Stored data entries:
++++++++++++++++++++

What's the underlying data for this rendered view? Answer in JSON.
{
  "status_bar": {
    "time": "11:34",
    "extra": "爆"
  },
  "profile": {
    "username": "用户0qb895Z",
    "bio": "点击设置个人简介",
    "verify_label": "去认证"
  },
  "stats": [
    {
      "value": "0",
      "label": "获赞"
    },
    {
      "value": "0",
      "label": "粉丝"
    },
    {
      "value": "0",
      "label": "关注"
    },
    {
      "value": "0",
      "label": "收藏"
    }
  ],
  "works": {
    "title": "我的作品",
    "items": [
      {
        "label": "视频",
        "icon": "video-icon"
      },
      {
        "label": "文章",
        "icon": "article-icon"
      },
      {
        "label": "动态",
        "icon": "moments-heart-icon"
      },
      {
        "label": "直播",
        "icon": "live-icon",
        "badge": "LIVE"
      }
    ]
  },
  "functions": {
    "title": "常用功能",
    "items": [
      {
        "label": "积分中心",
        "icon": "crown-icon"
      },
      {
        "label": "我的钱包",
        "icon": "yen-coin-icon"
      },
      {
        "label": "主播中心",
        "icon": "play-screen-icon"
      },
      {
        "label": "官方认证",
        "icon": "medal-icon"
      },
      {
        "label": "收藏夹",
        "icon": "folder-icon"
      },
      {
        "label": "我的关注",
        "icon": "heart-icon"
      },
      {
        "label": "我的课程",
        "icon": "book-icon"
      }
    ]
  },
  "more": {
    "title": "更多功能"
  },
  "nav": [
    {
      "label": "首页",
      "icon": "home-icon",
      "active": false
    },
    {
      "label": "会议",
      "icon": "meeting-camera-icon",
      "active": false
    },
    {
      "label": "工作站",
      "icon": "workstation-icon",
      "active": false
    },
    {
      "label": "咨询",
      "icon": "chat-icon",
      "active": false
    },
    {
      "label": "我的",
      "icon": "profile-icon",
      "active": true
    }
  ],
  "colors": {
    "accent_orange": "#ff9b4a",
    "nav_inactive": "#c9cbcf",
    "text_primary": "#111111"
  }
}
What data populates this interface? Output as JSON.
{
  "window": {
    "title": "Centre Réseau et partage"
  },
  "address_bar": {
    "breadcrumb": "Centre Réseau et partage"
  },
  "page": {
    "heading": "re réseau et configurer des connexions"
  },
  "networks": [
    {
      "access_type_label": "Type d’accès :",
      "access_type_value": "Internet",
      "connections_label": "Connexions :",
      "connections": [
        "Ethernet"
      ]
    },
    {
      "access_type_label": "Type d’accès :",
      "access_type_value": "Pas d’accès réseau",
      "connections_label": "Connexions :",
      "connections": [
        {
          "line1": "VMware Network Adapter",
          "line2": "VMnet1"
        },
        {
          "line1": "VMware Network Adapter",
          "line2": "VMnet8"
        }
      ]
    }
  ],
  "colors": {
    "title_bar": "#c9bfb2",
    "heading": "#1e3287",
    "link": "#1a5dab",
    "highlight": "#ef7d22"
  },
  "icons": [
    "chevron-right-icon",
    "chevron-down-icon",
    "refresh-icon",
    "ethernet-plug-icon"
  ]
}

++++++++++++++++++++

Problem details:
Take every line from the data above that holds "What" and copy it out.

Response:
What's the underlying data for this rendered view? Answer in JSON.
What data populates this interface? Output as JSON.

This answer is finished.